_Instructions to follow_
Leave out the images and repeat the listing below without a single change.

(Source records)
++++++++++++++++++++
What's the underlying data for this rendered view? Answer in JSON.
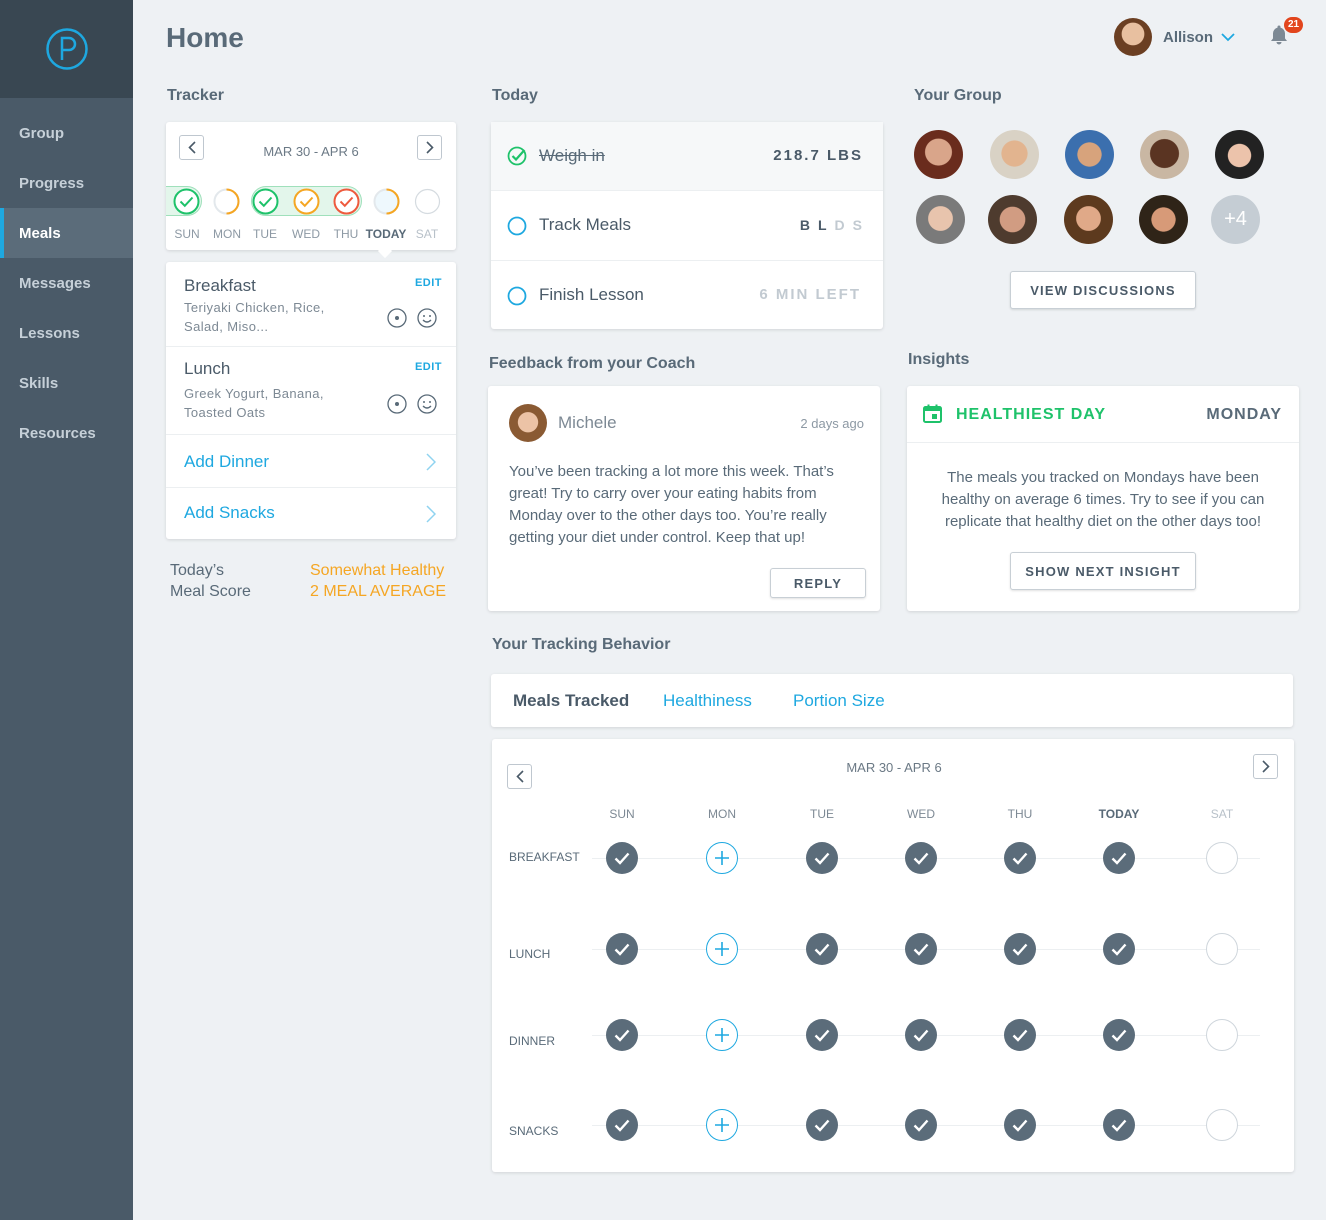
{
  "header": {
    "title": "Home",
    "user_name": "Allison",
    "notification_count": "21"
  },
  "sidebar": {
    "items": [
      {
        "label": "Group"
      },
      {
        "label": "Progress"
      },
      {
        "label": "Meals",
        "active": true
      },
      {
        "label": "Messages"
      },
      {
        "label": "Lessons"
      },
      {
        "label": "Skills"
      },
      {
        "label": "Resources"
      }
    ]
  },
  "tracker": {
    "title": "Tracker",
    "range": "MAR 30 - APR 6",
    "days": [
      {
        "label": "SUN",
        "status": "healthy"
      },
      {
        "label": "MON",
        "status": "partial"
      },
      {
        "label": "TUE",
        "status": "healthy"
      },
      {
        "label": "WED",
        "status": "somewhat"
      },
      {
        "label": "THU",
        "status": "unhealthy"
      },
      {
        "label": "TODAY",
        "status": "today"
      },
      {
        "label": "SAT",
        "status": "future"
      }
    ],
    "meals": [
      {
        "name": "Breakfast",
        "desc": "Teriyaki Chicken, Rice, Salad, Miso...",
        "edit": "EDIT"
      },
      {
        "name": "Lunch",
        "desc": "Greek Yogurt, Banana, Toasted Oats",
        "edit": "EDIT"
      }
    ],
    "add_dinner": "Add Dinner",
    "add_snacks": "Add Snacks",
    "score_label_1": "Today’s",
    "score_label_2": "Meal Score",
    "score_value": "Somewhat Healthy",
    "score_avg": "2 MEAL AVERAGE"
  },
  "today": {
    "title": "Today",
    "items": [
      {
        "label": "Weigh in",
        "value": "218.7 LBS",
        "done": true
      },
      {
        "label": "Track Meals",
        "value": "",
        "done": false
      },
      {
        "label": "Finish Lesson",
        "value": "6 MIN LEFT",
        "done": false
      }
    ],
    "meal_letters": [
      "B",
      "L",
      "D",
      "S"
    ]
  },
  "group": {
    "title": "Your Group",
    "more": "+4",
    "button": "VIEW DISCUSSIONS"
  },
  "feedback": {
    "title": "Feedback from your Coach",
    "coach": "Michele",
    "time": "2 days ago",
    "message": "You’ve been tracking a lot more this week. That’s great! Try to carry over your eating habits from Monday over to the other days too. You’re really getting your diet under control. Keep that up!",
    "reply": "REPLY"
  },
  "insights": {
    "title": "Insights",
    "label": "HEALTHIEST DAY",
    "day": "MONDAY",
    "text": "The meals you tracked on Mondays have been healthy on average 6 times. Try to see if you can replicate that healthy diet on the other days too!",
    "button": "SHOW NEXT INSIGHT"
  },
  "behavior": {
    "title": "Your Tracking Behavior",
    "tabs": [
      "Meals Tracked",
      "Healthiness",
      "Portion Size"
    ],
    "range": "MAR 30 - APR 6",
    "days": [
      "SUN",
      "MON",
      "TUE",
      "WED",
      "THU",
      "TODAY",
      "SAT"
    ],
    "rows": [
      {
        "label": "BREAKFAST",
        "cells": [
          "done",
          "add",
          "done",
          "done",
          "done",
          "done",
          "empty"
        ]
      },
      {
        "label": "LUNCH",
        "cells": [
          "done",
          "add",
          "done",
          "done",
          "done",
          "done",
          "empty"
        ]
      },
      {
        "label": "DINNER",
        "cells": [
          "done",
          "add",
          "done",
          "done",
          "done",
          "done",
          "empty"
        ]
      },
      {
        "label": "SNACKS",
        "cells": [
          "done",
          "add",
          "done",
          "done",
          "done",
          "done",
          "empty"
        ]
      }
    ]
  },
  "colors": {
    "accent": "#1ea8e0",
    "healthy": "#1ec26a",
    "somewhat": "#f5a623",
    "unhealthy": "#ee5a3d",
    "sidebar": "#4a5a68"
  }
}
++++++++++++++++++++
_Exercise output_
What's the underlying data for this rendered view? Answer in JSON.
{
  "header": {
    "title": "Home",
    "user_name": "Allison",
    "notification_count": "21"
  },
  "sidebar": {
    "items": [
      {
        "label": "Group"
      },
      {
        "label": "Progress"
      },
      {
        "label": "Meals",
        "active": true
      },
      {
        "label": "Messages"
      },
      {
        "label": "Lessons"
      },
      {
        "label": "Skills"
      },
      {
        "label": "Resources"
      }
    ]
  },
  "tracker": {
    "title": "Tracker",
    "range": "MAR 30 - APR 6",
    "days": [
      {
        "label": "SUN",
        "status": "healthy"
      },
      {
        "label": "MON",
        "status": "partial"
      },
      {
        "label": "TUE",
        "status": "healthy"
      },
      {
        "label": "WED",
        "status": "somewhat"
      },
      {
        "label": "THU",
        "status": "unhealthy"
      },
      {
        "label": "TODAY",
        "status": "today"
      },
      {
        "label": "SAT",
        "status": "future"
      }
    ],
    "meals": [
      {
        "name": "Breakfast",
        "desc": "Teriyaki Chicken, Rice, Salad, Miso...",
        "edit": "EDIT"
      },
      {
        "name": "Lunch",
        "desc": "Greek Yogurt, Banana, Toasted Oats",
        "edit": "EDIT"
      }
    ],
    "add_dinner": "Add Dinner",
    "add_snacks": "Add Snacks",
    "score_label_1": "Today’s",
    "score_label_2": "Meal Score",
    "score_value": "Somewhat Healthy",
    "score_avg": "2 MEAL AVERAGE"
  },
  "today": {
    "title": "Today",
    "items": [
      {
        "label": "Weigh in",
        "value": "218.7 LBS",
        "done": true
      },
      {
        "label": "Track Meals",
        "value": "",
        "done": false
      },
      {
        "label": "Finish Lesson",
        "value": "6 MIN LEFT",
        "done": false
      }
    ],
    "meal_letters": [
      "B",
      "L",
      "D",
      "S"
    ]
  },
  "group": {
    "title": "Your Group",
    "more": "+4",
    "button": "VIEW DISCUSSIONS"
  },
  "feedback": {
    "title": "Feedback from your Coach",
    "coach": "Michele",
    "time": "2 days ago",
    "message": "You’ve been tracking a lot more this week. That’s great! Try to carry over your eating habits from Monday over to the other days too. You’re really getting your diet under control. Keep that up!",
    "reply": "REPLY"
  },
  "insights": {
    "title": "Insights",
    "label": "HEALTHIEST DAY",
    "day": "MONDAY",
    "text": "The meals you tracked on Mondays have been healthy on average 6 times. Try to see if you can replicate that healthy diet on the other days too!",
    "button": "SHOW NEXT INSIGHT"
  },
  "behavior": {
    "title": "Your Tracking Behavior",
    "tabs": [
      "Meals Tracked",
      "Healthiness",
      "Portion Size"
    ],
    "range": "MAR 30 - APR 6",
    "days": [
      "SUN",
      "MON",
      "TUE",
      "WED",
      "THU",
      "TODAY",
      "SAT"
    ],
    "rows": [
      {
        "label": "BREAKFAST",
        "cells": [
          "done",
          "add",
          "done",
          "done",
          "done",
          "done",
          "empty"
        ]
      },
      {
        "label": "LUNCH",
        "cells": [
          "done",
          "add",
          "done",
          "done",
          "done",
          "done",
          "empty"
        ]
      },
      {
        "label": "DINNER",
        "cells": [
          "done",
          "add",
          "done",
          "done",
          "done",
          "done",
          "empty"
        ]
      },
      {
        "label": "SNACKS",
        "cells": [
          "done",
          "add",
          "done",
          "done",
          "done",
          "done",
          "empty"
        ]
      }
    ]
  },
  "colors": {
    "accent": "#1ea8e0",
    "healthy": "#1ec26a",
    "somewhat": "#f5a623",
    "unhealthy": "#ee5a3d",
    "sidebar": "#4a5a68"
  }
}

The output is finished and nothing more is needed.